Give the count of lines that hold the word "text" in this listing, with nothing added.

========

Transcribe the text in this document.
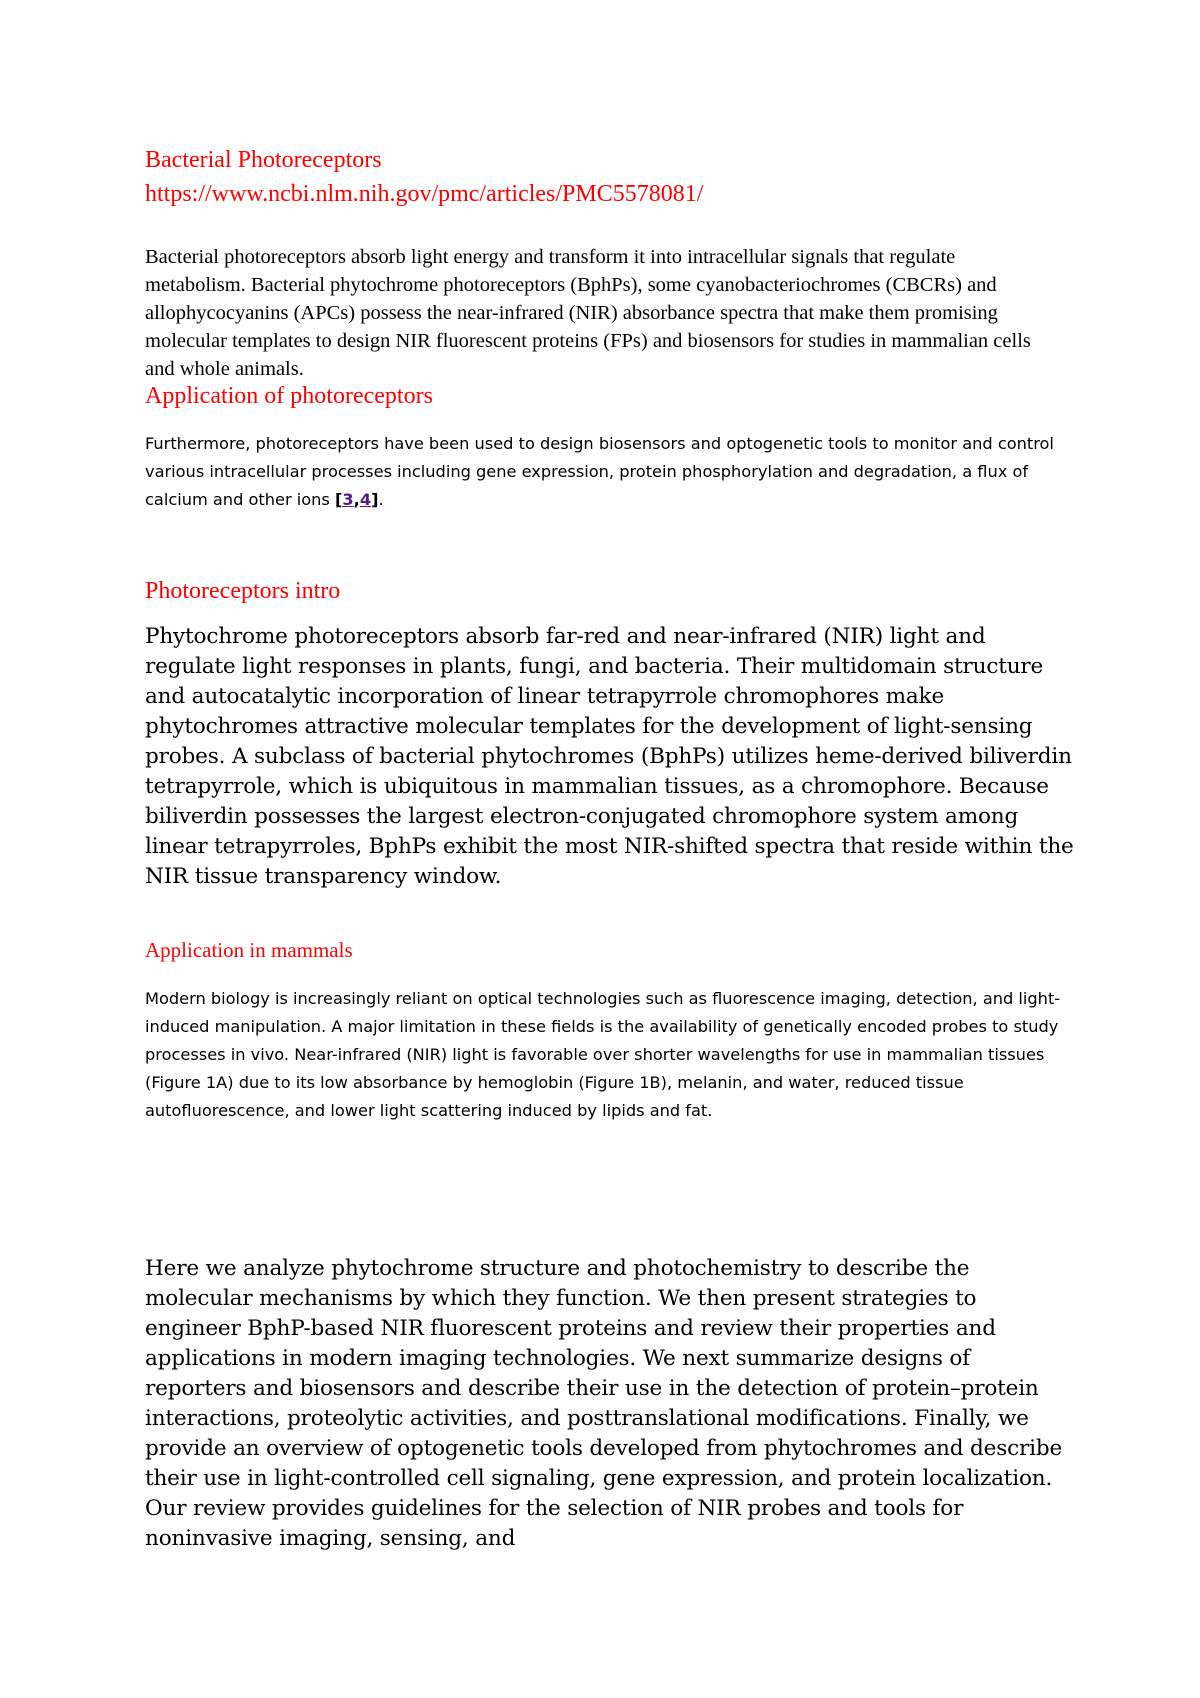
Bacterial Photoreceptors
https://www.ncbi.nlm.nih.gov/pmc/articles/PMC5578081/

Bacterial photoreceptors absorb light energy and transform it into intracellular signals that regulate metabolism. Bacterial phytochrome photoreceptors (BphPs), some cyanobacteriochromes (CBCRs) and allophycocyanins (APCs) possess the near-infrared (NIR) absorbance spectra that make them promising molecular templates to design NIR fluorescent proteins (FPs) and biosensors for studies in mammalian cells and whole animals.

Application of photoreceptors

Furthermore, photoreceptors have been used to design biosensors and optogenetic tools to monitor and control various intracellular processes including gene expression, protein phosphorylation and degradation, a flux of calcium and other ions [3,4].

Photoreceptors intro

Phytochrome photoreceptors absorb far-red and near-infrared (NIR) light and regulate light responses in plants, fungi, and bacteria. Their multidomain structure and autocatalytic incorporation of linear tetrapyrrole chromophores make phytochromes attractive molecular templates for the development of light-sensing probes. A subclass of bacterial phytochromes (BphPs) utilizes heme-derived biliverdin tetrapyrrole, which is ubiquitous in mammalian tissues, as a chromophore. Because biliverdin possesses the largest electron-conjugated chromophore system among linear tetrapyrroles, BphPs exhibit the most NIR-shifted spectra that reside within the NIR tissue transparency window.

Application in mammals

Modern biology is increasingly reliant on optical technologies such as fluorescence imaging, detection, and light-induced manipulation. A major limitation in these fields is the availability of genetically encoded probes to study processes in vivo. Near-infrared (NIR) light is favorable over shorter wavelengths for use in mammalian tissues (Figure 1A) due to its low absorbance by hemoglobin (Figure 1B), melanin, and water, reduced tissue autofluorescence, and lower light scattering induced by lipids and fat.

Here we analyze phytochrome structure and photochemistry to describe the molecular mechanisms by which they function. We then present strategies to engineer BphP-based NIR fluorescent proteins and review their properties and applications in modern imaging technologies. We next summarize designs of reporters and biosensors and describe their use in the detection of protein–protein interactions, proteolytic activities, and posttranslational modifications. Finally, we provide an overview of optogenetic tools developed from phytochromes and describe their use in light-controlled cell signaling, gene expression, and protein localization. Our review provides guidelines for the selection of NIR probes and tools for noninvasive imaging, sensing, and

========

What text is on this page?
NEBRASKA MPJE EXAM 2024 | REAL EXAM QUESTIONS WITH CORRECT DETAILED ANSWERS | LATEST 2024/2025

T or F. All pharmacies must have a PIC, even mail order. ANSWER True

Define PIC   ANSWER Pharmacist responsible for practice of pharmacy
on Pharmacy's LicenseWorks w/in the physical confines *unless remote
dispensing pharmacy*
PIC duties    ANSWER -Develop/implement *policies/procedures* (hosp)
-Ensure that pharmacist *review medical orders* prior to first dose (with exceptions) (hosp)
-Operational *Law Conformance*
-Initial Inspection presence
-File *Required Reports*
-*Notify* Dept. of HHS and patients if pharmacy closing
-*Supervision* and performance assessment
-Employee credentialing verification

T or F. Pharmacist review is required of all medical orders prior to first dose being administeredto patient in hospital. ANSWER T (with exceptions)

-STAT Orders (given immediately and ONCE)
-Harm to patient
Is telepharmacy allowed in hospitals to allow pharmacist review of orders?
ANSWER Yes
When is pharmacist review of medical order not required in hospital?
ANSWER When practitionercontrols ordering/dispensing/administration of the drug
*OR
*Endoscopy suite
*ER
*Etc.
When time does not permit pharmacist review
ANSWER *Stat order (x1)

========

● Response for this exercise
2